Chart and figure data
..........
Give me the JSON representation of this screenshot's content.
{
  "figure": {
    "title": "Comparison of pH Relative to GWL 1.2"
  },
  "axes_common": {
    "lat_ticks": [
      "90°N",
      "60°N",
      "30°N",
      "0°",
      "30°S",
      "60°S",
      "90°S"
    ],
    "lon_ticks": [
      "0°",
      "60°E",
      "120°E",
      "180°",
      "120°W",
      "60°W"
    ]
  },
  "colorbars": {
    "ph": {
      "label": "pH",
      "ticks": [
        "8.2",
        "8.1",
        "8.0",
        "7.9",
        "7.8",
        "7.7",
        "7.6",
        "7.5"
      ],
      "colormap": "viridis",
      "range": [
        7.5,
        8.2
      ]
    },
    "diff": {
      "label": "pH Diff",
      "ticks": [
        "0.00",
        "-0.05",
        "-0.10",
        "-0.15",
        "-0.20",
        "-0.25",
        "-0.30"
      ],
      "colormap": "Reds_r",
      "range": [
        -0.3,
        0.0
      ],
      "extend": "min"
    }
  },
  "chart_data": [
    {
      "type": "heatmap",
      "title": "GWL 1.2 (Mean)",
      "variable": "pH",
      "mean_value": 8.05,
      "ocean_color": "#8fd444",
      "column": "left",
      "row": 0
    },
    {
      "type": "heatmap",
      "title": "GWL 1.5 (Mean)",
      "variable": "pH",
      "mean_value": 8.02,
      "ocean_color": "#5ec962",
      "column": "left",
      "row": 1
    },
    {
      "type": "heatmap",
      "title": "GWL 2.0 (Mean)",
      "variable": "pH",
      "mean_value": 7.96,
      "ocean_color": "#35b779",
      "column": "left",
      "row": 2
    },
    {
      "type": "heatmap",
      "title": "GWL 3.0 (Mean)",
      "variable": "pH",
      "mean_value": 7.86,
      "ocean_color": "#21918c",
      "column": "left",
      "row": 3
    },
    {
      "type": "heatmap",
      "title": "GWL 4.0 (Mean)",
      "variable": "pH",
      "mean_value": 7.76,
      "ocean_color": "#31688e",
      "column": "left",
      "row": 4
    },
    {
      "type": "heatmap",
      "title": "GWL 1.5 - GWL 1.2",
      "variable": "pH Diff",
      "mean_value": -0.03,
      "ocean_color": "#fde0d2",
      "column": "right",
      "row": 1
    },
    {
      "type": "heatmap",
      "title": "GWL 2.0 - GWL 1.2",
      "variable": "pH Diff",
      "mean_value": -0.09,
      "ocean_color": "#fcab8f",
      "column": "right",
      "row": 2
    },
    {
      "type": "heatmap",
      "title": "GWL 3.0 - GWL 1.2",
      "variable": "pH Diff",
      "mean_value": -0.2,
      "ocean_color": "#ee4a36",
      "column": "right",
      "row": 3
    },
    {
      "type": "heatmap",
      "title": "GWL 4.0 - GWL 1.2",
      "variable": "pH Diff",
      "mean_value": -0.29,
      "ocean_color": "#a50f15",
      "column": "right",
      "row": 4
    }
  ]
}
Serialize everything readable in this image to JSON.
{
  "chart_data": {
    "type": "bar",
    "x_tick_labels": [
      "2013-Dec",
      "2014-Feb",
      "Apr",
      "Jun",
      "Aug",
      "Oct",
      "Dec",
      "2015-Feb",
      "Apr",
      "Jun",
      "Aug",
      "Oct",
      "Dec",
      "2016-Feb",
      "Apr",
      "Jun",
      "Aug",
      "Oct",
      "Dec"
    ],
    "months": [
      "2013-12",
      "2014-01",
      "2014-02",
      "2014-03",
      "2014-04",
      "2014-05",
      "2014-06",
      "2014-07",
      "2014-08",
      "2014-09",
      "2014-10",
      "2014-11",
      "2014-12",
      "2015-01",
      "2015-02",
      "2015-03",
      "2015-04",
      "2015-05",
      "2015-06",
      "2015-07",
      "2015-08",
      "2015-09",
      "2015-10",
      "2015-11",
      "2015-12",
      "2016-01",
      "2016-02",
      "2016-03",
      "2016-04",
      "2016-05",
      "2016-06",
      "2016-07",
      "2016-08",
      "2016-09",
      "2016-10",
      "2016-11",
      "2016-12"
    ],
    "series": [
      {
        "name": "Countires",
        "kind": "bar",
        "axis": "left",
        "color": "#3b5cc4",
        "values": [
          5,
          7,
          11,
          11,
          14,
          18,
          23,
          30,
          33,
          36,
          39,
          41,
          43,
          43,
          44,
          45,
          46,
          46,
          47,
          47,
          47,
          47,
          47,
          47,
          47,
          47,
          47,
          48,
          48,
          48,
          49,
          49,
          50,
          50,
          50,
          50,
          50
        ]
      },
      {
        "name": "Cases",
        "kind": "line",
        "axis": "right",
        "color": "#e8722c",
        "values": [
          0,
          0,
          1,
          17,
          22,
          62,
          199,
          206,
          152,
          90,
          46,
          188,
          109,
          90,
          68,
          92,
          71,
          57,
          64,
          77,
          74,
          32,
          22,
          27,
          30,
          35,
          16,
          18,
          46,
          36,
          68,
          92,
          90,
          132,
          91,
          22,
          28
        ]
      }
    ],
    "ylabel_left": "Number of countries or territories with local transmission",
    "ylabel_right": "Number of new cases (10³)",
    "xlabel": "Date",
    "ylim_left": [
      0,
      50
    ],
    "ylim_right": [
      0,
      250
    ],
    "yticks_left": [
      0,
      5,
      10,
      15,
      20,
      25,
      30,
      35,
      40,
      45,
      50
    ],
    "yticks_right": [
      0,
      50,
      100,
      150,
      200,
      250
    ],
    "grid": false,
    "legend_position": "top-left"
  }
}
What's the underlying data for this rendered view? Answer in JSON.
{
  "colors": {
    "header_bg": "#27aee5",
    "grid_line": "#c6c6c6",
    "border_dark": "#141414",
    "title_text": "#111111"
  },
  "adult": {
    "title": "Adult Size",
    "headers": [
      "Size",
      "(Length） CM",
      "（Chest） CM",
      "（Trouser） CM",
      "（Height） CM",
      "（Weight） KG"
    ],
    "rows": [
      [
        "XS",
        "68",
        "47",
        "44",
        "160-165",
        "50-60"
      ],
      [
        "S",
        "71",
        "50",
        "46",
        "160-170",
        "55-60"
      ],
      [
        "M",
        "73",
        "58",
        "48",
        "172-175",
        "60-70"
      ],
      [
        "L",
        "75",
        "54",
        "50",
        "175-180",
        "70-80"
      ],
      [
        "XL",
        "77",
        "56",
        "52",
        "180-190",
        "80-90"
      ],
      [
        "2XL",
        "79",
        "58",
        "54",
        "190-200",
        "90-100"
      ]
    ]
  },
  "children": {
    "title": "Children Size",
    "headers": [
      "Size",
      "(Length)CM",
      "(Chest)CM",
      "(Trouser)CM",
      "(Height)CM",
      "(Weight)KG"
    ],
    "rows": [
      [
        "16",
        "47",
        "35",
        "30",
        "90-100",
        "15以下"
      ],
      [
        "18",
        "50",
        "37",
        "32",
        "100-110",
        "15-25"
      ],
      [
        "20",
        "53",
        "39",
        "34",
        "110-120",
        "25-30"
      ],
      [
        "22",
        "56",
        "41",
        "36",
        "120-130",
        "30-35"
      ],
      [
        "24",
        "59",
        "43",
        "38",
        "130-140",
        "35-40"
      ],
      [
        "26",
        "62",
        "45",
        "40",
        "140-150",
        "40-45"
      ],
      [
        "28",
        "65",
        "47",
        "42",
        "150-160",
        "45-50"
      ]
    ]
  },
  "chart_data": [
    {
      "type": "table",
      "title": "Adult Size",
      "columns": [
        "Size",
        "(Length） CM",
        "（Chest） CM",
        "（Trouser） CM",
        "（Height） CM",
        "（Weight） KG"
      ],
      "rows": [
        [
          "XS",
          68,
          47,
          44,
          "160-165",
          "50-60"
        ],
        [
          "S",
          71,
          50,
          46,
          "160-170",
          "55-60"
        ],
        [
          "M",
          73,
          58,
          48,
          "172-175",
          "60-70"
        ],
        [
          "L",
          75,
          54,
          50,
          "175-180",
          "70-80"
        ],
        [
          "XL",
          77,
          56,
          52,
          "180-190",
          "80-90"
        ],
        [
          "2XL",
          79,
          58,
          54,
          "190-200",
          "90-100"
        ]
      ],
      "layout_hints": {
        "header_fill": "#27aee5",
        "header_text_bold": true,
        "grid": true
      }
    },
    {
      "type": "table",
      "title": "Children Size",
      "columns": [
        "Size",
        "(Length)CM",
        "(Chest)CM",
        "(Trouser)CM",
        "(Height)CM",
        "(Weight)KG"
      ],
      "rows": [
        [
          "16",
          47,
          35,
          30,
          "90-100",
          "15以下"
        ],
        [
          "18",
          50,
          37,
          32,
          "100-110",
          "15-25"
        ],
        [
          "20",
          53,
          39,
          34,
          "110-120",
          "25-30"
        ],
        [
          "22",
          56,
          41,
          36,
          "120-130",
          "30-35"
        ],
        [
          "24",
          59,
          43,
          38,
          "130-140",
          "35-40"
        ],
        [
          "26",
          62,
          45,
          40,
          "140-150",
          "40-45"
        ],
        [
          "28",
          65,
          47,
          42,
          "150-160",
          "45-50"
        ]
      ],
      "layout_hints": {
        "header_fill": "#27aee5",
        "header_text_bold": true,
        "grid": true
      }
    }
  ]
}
..........
:: Work to complete ::
Select and copy every line of the material that holds the string "Weight".

:: Task result ::
      "（Weight） KG"
      "(Weight)KG"
        "（Weight） KG"
        "(Weight)KG"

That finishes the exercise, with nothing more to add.